◆ What is asked ◆
Copy out the entries below in full and exactly.

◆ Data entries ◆

[BEGIN]

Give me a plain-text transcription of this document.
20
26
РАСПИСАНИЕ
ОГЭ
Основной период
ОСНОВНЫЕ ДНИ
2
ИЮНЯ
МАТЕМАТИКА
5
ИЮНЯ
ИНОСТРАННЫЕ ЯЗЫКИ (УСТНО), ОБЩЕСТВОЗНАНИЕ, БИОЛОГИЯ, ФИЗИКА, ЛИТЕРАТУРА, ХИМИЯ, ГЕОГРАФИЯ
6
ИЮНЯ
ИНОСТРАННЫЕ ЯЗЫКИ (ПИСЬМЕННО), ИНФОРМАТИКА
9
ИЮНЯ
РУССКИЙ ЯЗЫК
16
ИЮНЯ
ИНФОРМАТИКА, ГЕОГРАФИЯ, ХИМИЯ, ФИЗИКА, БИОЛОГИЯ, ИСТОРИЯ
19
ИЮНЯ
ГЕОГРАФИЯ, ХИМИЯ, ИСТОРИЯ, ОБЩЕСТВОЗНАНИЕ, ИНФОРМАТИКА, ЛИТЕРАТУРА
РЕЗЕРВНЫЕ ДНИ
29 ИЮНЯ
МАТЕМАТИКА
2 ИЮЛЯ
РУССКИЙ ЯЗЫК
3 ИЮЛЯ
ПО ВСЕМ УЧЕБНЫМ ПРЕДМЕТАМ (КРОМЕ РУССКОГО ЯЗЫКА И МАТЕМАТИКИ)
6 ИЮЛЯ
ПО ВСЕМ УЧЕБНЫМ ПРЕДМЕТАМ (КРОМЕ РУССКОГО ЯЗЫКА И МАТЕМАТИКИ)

[END]

◆ Solution ◆
Give me a plain-text transcription of this document.
20
26
РАСПИСАНИЕ
ОГЭ
Основной период
ОСНОВНЫЕ ДНИ
2
ИЮНЯ
МАТЕМАТИКА
5
ИЮНЯ
ИНОСТРАННЫЕ ЯЗЫКИ (УСТНО), ОБЩЕСТВОЗНАНИЕ, БИОЛОГИЯ, ФИЗИКА, ЛИТЕРАТУРА, ХИМИЯ, ГЕОГРАФИЯ
6
ИЮНЯ
ИНОСТРАННЫЕ ЯЗЫКИ (ПИСЬМЕННО), ИНФОРМАТИКА
9
ИЮНЯ
РУССКИЙ ЯЗЫК
16
ИЮНЯ
ИНФОРМАТИКА, ГЕОГРАФИЯ, ХИМИЯ, ФИЗИКА, БИОЛОГИЯ, ИСТОРИЯ
19
ИЮНЯ
ГЕОГРАФИЯ, ХИМИЯ, ИСТОРИЯ, ОБЩЕСТВОЗНАНИЕ, ИНФОРМАТИКА, ЛИТЕРАТУРА
РЕЗЕРВНЫЕ ДНИ
29 ИЮНЯ
МАТЕМАТИКА
2 ИЮЛЯ
РУССКИЙ ЯЗЫК
3 ИЮЛЯ
ПО ВСЕМ УЧЕБНЫМ ПРЕДМЕТАМ (КРОМЕ РУССКОГО ЯЗЫКА И МАТЕМАТИКИ)
6 ИЮЛЯ
ПО ВСЕМ УЧЕБНЫМ ПРЕДМЕТАМ (КРОМЕ РУССКОГО ЯЗЫКА И МАТЕМАТИКИ)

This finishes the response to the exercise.